::: Teks Bacaan
Menerawang Efektivitas Kenaikan Cukai Rokok Tekan Prevalensi Merokok
- U-Report
VIVA – Kenaikan tarif cukai rokok di Indonesia selama ini dinilai sudah berhasil menurunkan prevalensi merokok. Sehingga, jika tarif dinaikkan lagi terlalu tinggi dikhawatirkan malah bisa menyebabkan perubahan konsumsi pada jenis rokok yang lebih murah atau subtitusi ke rokok ilegal.
Karena itu, Peneliti FEB Universitas Padjajaran, Wawan Hermawan berpendapat, kenaikan tarif cukai rokok tahun depan, bisa meningkatkan prevalensi merokok, akibat mengkonsumsi rokok yang lebih murah.
Berdasarkan hasil kajiannya, persentasi perokok anak usia 10-18 tahun terus mengalami penurunan dari tahun 2018 sampai dengan tahun 2020. Penurunan ini, menurut Wawan, konsisten terjadi untuk kelompok umur 13-15 tahun dan kelompok umur 16-18 tahun.
Kelompok umur 10-12 tahun terjadi kenaikan pada tahun 2019 ke tahun 2020, walaupun persentase perokok dari kelompok umur 10-12 tahun sangat rendah dibandingkan dengan kelompok umur lainnya.
::::::
::: Catatan yang Diberikan
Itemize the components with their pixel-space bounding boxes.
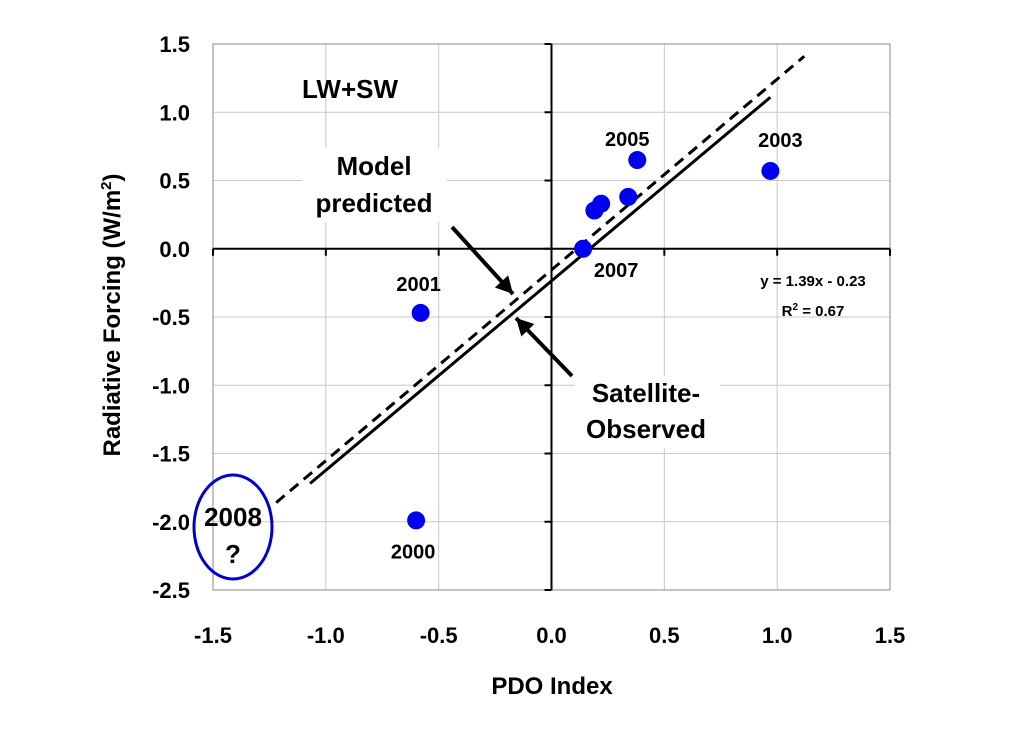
satellite-label-line1: Satellite- (592, 378, 700, 408)
model-label-line1: Model (336, 151, 411, 181)
regression-lines (275, 55, 806, 504)
x-tick-label: -1.5 (194, 623, 232, 648)
point-label: 2001 (396, 274, 441, 296)
annotation-arrows (450, 225, 574, 378)
y-tick-label: 1.5 (159, 32, 190, 57)
y-tick-label: -2.5 (152, 578, 190, 603)
data-point (592, 194, 611, 213)
panel-label: LW+SW (302, 74, 399, 104)
satellite-label-line2: Observed (586, 414, 706, 444)
r-squared-value: = 0.67 (798, 303, 844, 320)
label-2008: 2008 (204, 502, 262, 532)
x-tick-label: 0.5 (649, 623, 680, 648)
y-tick-label: 0.0 (159, 237, 190, 262)
point-label: 2000 (391, 541, 436, 563)
tick-labels: -1.5 -1.0 -0.5 0.0 0.5 1.0 1.5 1.5 1.0 0.5 0.0 -0.5… (152, 32, 905, 648)
ellipse-2008 (192, 473, 274, 581)
data-point (628, 151, 647, 170)
model-label-line2: predicted (315, 188, 432, 218)
data-point (761, 161, 780, 180)
point-label: 2005 (605, 129, 650, 151)
satellite-arrow-head (516, 318, 535, 337)
data-point (407, 511, 426, 530)
r-squared-sup: 2 (792, 302, 798, 313)
point-label: 2007 (594, 260, 639, 282)
x-axis-title: PDO Index (491, 673, 613, 700)
x-tick-label: 1.0 (762, 623, 793, 648)
y-axis-title-sup: 2 (98, 181, 115, 189)
x-tick-label: 1.5 (875, 623, 906, 648)
point-label: 2003 (758, 130, 803, 152)
y-tick-label: 1.0 (159, 100, 190, 125)
satellite-observed-line (309, 96, 772, 485)
point-labels: 2001 2000 2007 2005 2003 (391, 129, 803, 563)
y-tick-label: 0.5 (159, 169, 190, 194)
y-tick-label: -2.0 (152, 510, 190, 535)
x-tick-label: 0.0 (536, 623, 567, 648)
data-points (407, 151, 780, 530)
y-axis-title: Radiative Forcing (W/m2) (98, 173, 126, 456)
y-tick-label: -1.5 (152, 442, 190, 467)
model-arrow (450, 225, 515, 296)
regression-equation: y = 1.39x - 0.23 (760, 273, 866, 290)
data-point (411, 303, 430, 322)
model-arrow-head (494, 275, 513, 294)
axes (212, 43, 891, 591)
data-point (574, 239, 593, 258)
y-axis-title-end: ) (99, 173, 126, 181)
y-tick-label: -1.0 (152, 373, 190, 398)
satellite-arrow (514, 316, 574, 378)
y-tick-label: -0.5 (152, 305, 190, 330)
model-predicted-line (275, 55, 806, 504)
model-label-box (302, 148, 447, 222)
data-point (619, 187, 638, 206)
satellite-label-box (575, 376, 720, 448)
y-axis-title-main: Radiative Forcing (W/m (99, 190, 126, 457)
r-squared: R2 = 0.67 (782, 302, 845, 320)
x-tick-label: -1.0 (307, 623, 345, 648)
r-squared-r: R (782, 303, 793, 320)
label-question: ? (225, 539, 241, 569)
x-tick-label: -0.5 (420, 623, 458, 648)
::::::
=== Tugas Dikerjakan ===
1) Menurut teks tentang cukai rokok, kelompok umur mana yang persentase perokoknya naik dari tahun 2019 ke tahun 2020?
2) Dalam catatan, ganti "y-tick-label" dengan "label-sumbu-y", mulai dari baris yang berisi "satellite-label-line1: Satellite- (592, 378, 700, 408)" sampai baris yang berisi "satellite-label-line2: Observed (586, 414, 706, 444)". Tulis ulang hanya baris-baris itu, dan biarkan bagian lainnya tetap sama.

=== Hasil Latihan ===
1) Kelompok umur 10-12 tahun.

2)
satellite-label-line1: Satellite- (592, 378, 700, 408)
model-label-line1: Model (336, 151, 411, 181)
regression-lines (275, 55, 806, 504)
x-tick-label: -1.5 (194, 623, 232, 648)
point-label: 2001 (396, 274, 441, 296)
annotation-arrows (450, 225, 574, 378)
label-sumbu-y: 1.5 (159, 32, 190, 57)
label-sumbu-y: -2.5 (152, 578, 190, 603)
data-point (592, 194, 611, 213)
panel-label: LW+SW (302, 74, 399, 104)
satellite-label-line2: Observed (586, 414, 706, 444)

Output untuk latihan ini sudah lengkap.